■ OBJECTIVE: Copy each line in the data that includes the word "title".

⁂

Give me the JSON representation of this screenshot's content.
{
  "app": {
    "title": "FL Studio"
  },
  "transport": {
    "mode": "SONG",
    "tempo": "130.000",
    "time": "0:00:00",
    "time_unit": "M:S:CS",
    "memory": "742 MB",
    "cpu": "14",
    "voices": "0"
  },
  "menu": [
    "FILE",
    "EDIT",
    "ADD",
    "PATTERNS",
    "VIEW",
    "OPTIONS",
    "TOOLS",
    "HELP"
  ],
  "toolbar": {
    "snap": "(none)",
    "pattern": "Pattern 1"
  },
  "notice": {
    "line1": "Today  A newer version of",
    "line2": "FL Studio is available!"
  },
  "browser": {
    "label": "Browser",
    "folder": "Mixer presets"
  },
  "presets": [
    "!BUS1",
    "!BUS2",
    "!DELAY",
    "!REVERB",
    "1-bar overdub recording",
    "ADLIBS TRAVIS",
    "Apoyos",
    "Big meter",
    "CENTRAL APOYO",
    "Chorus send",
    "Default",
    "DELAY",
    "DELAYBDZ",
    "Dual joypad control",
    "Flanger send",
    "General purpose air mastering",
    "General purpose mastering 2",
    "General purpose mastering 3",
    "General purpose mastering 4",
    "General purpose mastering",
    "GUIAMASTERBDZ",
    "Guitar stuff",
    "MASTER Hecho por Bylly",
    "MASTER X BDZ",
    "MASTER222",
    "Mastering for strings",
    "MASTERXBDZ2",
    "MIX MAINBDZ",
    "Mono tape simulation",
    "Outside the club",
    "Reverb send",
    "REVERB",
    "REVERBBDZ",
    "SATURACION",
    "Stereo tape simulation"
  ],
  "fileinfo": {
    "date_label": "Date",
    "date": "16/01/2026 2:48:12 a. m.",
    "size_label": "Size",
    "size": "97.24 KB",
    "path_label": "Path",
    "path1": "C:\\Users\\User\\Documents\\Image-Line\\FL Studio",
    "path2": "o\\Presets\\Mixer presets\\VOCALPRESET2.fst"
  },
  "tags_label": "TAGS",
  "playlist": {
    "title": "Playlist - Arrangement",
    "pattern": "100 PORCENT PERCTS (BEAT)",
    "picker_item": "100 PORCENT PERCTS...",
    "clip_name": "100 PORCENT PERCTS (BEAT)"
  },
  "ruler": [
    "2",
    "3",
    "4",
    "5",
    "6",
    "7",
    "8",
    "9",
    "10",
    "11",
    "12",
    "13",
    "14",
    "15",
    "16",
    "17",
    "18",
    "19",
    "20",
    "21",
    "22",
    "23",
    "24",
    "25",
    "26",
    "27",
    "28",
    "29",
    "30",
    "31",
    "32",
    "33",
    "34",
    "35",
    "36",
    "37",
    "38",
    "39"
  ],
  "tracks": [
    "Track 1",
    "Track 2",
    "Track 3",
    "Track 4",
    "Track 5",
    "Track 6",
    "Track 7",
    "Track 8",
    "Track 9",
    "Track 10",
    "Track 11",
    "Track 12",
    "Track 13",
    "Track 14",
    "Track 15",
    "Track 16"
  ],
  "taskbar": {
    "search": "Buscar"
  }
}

⁂

■ EXPECTED ANSWER:
    "title": "FL Studio"
    "title": "Playlist - Arrangement",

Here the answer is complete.